**Given request**
Only the number is wanted: count the lines in the data with "Pago" in them.

****

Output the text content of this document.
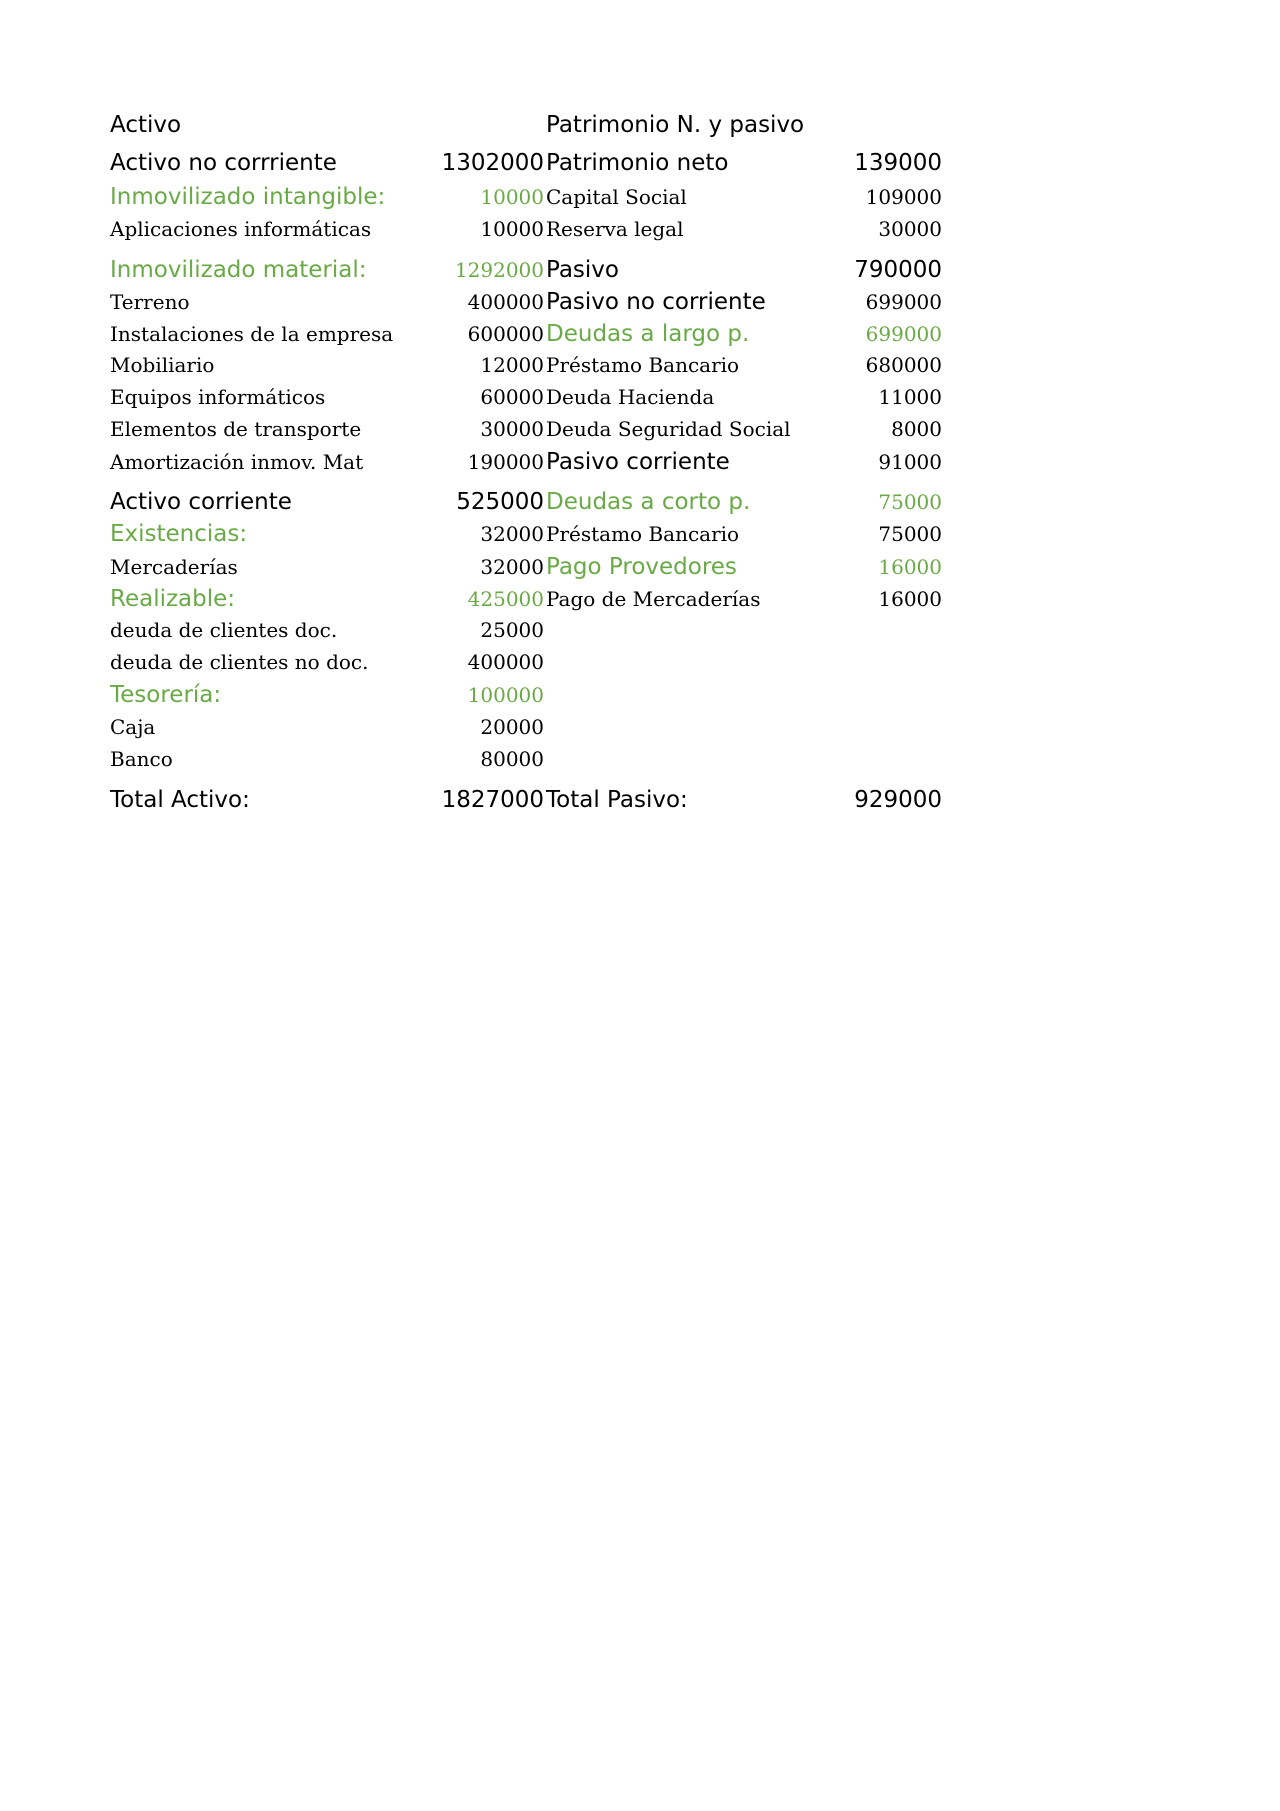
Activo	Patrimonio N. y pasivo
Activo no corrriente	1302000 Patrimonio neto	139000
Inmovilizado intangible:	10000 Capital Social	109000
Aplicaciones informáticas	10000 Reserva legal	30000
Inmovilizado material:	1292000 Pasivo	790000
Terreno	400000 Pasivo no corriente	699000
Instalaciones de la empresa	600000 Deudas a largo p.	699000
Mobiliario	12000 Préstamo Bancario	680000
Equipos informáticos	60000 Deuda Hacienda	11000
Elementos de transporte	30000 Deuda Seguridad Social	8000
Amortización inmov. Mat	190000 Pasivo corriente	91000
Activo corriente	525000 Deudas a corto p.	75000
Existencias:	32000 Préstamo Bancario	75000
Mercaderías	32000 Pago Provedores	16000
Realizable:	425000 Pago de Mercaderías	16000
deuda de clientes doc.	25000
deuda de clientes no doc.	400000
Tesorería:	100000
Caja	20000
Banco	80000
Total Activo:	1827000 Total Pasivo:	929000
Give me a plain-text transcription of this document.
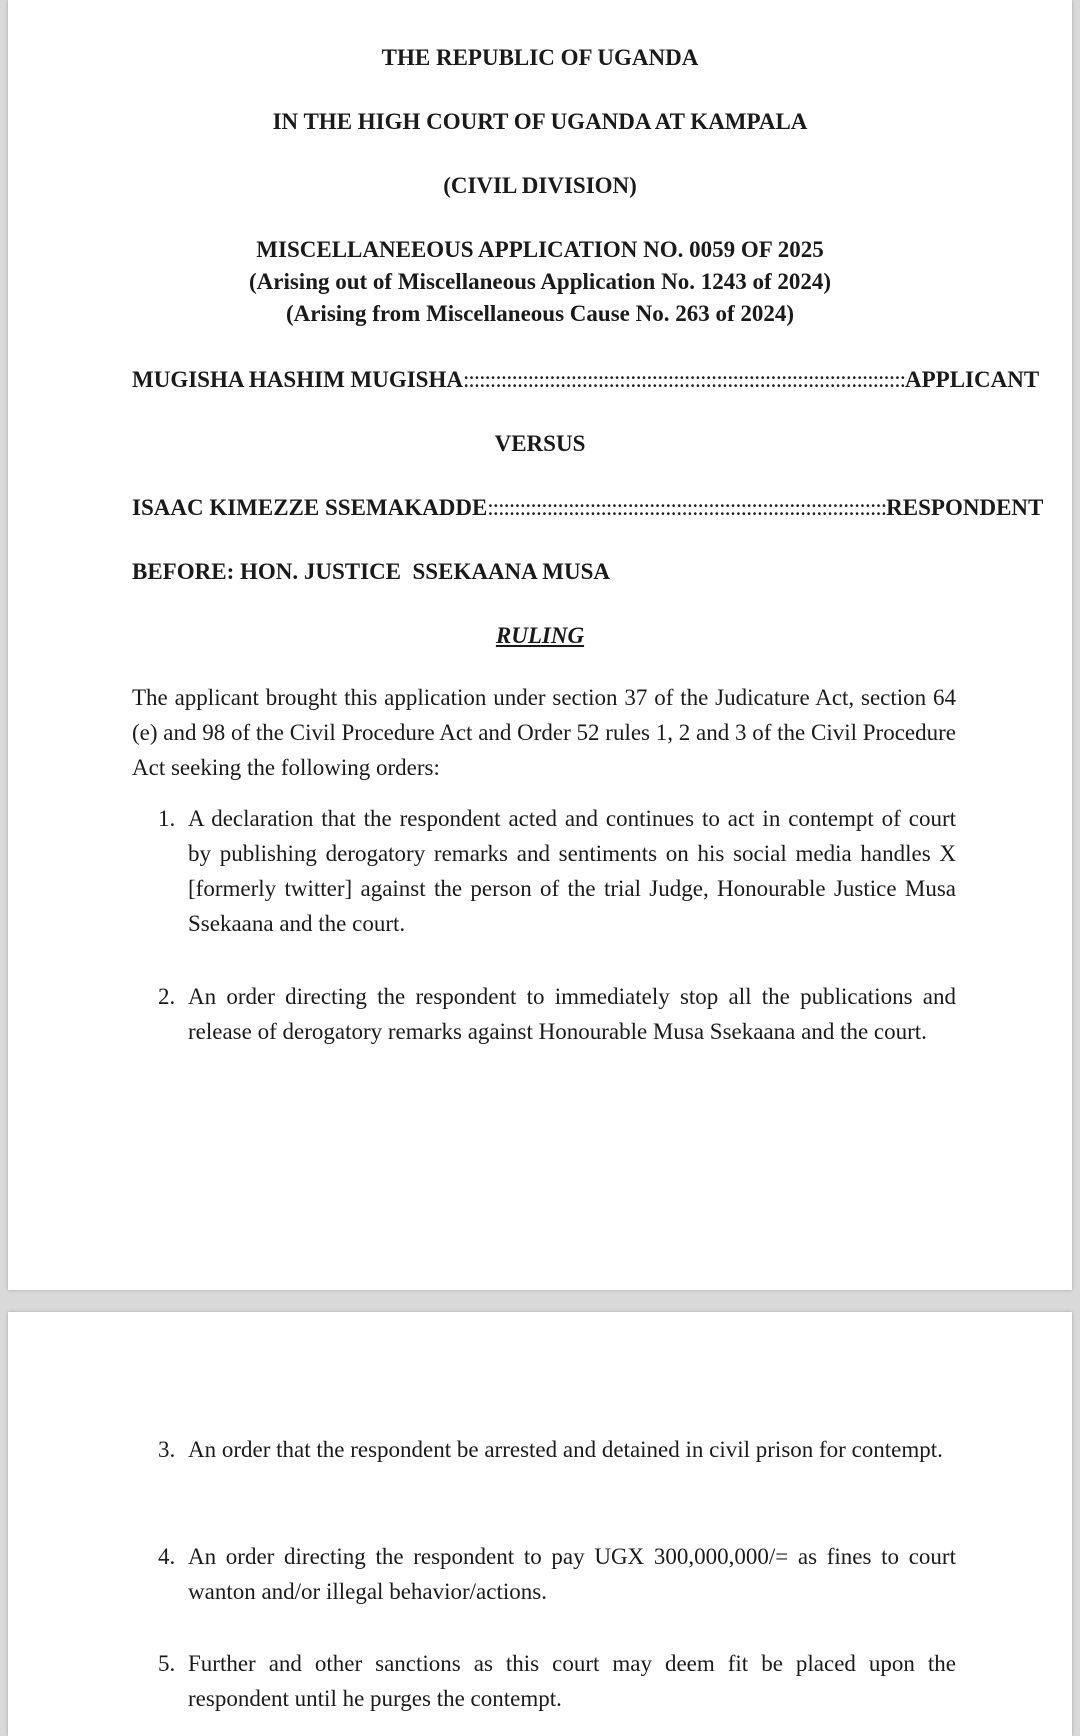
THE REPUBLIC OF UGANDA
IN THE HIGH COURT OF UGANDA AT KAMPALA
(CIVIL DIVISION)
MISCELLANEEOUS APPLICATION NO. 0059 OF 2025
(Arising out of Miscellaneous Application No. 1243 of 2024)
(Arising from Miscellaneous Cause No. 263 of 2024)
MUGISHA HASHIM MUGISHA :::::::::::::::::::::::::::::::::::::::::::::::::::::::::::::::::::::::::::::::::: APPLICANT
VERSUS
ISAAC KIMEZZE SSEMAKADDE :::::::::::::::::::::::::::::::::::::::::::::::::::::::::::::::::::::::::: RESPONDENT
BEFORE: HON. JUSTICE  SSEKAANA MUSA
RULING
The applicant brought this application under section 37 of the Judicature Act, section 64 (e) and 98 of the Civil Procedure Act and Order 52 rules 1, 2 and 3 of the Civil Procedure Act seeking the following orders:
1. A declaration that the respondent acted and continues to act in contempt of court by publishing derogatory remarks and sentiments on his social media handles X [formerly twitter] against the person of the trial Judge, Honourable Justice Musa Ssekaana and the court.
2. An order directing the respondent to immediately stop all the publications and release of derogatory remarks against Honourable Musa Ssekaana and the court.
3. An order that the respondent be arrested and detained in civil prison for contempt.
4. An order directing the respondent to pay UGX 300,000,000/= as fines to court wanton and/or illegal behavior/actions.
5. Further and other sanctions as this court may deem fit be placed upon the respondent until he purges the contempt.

****

**Reply**
2